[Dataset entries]

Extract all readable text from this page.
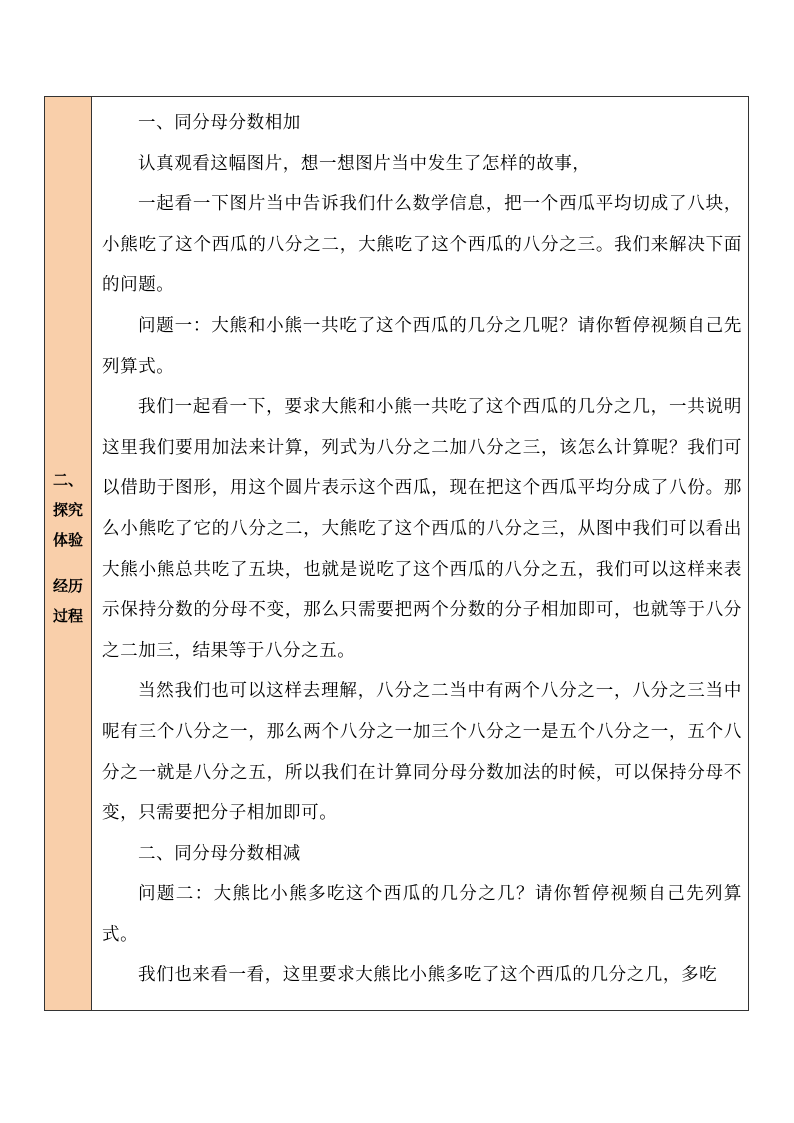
二、
探究
体验
经历
过程

一、同分母分数相加

认真观看这幅图片，想一想图片当中发生了怎样的故事，

一起看一下图片当中告诉我们什么数学信息，把一个西瓜平均切成了八块，小熊吃了这个西瓜的八分之二，大熊吃了这个西瓜的八分之三。我们来解决下面的问题。

问题一：大熊和小熊一共吃了这个西瓜的几分之几呢？请你暂停视频自己先列算式。

我们一起看一下，要求大熊和小熊一共吃了这个西瓜的几分之几，一共说明这里我们要用加法来计算，列式为八分之二加八分之三，该怎么计算呢？我们可以借助于图形，用这个圆片表示这个西瓜，现在把这个西瓜平均分成了八份。那么小熊吃了它的八分之二，大熊吃了这个西瓜的八分之三，从图中我们可以看出大熊小熊总共吃了五块，也就是说吃了这个西瓜的八分之五，我们可以这样来表示保持分数的分母不变，那么只需要把两个分数的分子相加即可，也就等于八分之二加三，结果等于八分之五。

当然我们也可以这样去理解，八分之二当中有两个八分之一，八分之三当中呢有三个八分之一，那么两个八分之一加三个八分之一是五个八分之一，五个八分之一就是八分之五，所以我们在计算同分母分数加法的时候，可以保持分母不变，只需要把分子相加即可。

二、同分母分数相减

问题二：大熊比小熊多吃这个西瓜的几分之几？请你暂停视频自己先列算式。

我们也来看一看，这里要求大熊比小熊多吃了这个西瓜的几分之几，多吃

### [PROBLEM TO SOLVE]
Find every line that has "大熊吃了这个西瓜的八分之三" in it, then return those lines.

### [EXERCISE RESULT]
一起看一下图片当中告诉我们什么数学信息，把一个西瓜平均切成了八块，小熊吃了这个西瓜的八分之二，大熊吃了这个西瓜的八分之三。我们来解决下面的问题。
我们一起看一下，要求大熊和小熊一共吃了这个西瓜的几分之几，一共说明这里我们要用加法来计算，列式为八分之二加八分之三，该怎么计算呢？我们可以借助于图形，用这个圆片表示这个西瓜，现在把这个西瓜平均分成了八份。那么小熊吃了它的八分之二，大熊吃了这个西瓜的八分之三，从图中我们可以看出大熊小熊总共吃了五块，也就是说吃了这个西瓜的八分之五，我们可以这样来表示保持分数的分母不变，那么只需要把两个分数的分子相加即可，也就等于八分之二加三，结果等于八分之五。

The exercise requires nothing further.